Extracted data entries

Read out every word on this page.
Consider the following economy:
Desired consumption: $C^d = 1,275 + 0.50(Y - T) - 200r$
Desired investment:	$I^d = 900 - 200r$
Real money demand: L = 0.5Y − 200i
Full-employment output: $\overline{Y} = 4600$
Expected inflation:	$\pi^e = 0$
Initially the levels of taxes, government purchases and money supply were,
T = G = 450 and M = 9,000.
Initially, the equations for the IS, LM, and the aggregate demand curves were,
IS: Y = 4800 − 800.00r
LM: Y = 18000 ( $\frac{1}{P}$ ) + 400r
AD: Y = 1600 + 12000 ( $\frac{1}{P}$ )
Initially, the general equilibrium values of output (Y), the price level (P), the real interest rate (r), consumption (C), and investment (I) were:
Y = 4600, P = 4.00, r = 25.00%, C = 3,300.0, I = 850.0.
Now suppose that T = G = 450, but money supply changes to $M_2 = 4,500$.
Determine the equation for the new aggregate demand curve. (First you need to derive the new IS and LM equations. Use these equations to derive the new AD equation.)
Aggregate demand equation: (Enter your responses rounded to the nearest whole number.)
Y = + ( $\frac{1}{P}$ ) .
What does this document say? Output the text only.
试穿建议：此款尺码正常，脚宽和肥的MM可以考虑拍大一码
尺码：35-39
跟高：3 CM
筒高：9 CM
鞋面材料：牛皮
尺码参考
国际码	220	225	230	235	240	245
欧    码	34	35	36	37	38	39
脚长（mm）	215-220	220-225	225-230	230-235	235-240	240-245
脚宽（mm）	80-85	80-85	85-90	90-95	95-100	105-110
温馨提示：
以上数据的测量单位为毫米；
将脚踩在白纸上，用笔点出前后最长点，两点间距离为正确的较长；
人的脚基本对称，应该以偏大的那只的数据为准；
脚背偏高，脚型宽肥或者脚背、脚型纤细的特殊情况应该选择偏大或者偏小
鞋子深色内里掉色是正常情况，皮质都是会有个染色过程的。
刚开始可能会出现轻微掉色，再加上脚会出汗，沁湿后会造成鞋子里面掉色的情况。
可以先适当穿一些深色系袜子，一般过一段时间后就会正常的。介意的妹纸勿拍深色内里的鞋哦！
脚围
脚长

## What to produce:
From the line containing "What does this" through the final line of the listing above, retype every line exactly; leave out everything else.

## Expected answer:
What does this document say? Output the text only.
试穿建议：此款尺码正常，脚宽和肥的MM可以考虑拍大一码
尺码：35-39
跟高：3 CM
筒高：9 CM
鞋面材料：牛皮
尺码参考
国际码	220	225	230	235	240	245
欧    码	34	35	36	37	38	39
脚长（mm）	215-220	220-225	225-230	230-235	235-240	240-245
脚宽（mm）	80-85	80-85	85-90	90-95	95-100	105-110
温馨提示：
以上数据的测量单位为毫米；
将脚踩在白纸上，用笔点出前后最长点，两点间距离为正确的较长；
人的脚基本对称，应该以偏大的那只的数据为准；
脚背偏高，脚型宽肥或者脚背、脚型纤细的特殊情况应该选择偏大或者偏小
鞋子深色内里掉色是正常情况，皮质都是会有个染色过程的。
刚开始可能会出现轻微掉色，再加上脚会出汗，沁湿后会造成鞋子里面掉色的情况。
可以先适当穿一些深色系袜子，一般过一段时间后就会正常的。介意的妹纸勿拍深色内里的鞋哦！
脚围
脚长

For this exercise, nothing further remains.